+++ Exercise input +++
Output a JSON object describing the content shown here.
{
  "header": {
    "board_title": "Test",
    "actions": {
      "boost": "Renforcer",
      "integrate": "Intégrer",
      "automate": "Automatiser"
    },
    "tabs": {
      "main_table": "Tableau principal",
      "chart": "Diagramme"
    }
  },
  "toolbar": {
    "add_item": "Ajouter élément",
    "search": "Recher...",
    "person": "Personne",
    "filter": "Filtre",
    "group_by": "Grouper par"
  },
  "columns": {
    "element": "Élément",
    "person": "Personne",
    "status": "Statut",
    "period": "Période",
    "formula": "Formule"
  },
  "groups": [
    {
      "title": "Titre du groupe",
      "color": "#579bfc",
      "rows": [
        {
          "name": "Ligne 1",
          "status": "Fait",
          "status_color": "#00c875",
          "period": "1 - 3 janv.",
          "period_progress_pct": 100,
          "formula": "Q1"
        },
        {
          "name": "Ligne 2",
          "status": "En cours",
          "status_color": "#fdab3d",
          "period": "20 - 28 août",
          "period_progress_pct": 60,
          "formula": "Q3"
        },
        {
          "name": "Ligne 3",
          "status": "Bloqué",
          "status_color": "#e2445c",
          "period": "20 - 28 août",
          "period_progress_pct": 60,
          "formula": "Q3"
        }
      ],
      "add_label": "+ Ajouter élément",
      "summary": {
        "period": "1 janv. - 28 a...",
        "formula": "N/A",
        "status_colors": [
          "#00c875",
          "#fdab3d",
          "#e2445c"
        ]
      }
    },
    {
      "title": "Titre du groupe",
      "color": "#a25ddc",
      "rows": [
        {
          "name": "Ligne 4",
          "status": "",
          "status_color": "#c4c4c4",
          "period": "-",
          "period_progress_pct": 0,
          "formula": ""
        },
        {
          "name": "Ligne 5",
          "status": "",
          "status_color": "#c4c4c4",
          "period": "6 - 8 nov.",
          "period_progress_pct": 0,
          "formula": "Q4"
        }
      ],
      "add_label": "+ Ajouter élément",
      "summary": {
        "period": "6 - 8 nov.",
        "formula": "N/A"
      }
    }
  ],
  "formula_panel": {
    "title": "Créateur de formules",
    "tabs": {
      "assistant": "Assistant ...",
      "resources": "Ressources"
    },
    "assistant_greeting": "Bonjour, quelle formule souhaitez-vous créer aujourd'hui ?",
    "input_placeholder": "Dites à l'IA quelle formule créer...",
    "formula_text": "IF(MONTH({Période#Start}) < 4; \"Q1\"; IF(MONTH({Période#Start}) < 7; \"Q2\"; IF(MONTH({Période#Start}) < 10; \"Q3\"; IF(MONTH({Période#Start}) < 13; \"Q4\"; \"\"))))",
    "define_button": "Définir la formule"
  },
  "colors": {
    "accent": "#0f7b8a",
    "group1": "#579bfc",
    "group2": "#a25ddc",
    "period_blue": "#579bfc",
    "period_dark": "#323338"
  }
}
+++
▶ **Set problem**
Pick every line with "name" in it and copy it.

▶ **Solution below**
          "name": "Ligne 1",
          "name": "Ligne 2",
          "name": "Ligne 3",
          "name": "Ligne 4",
          "name": "Ligne 5",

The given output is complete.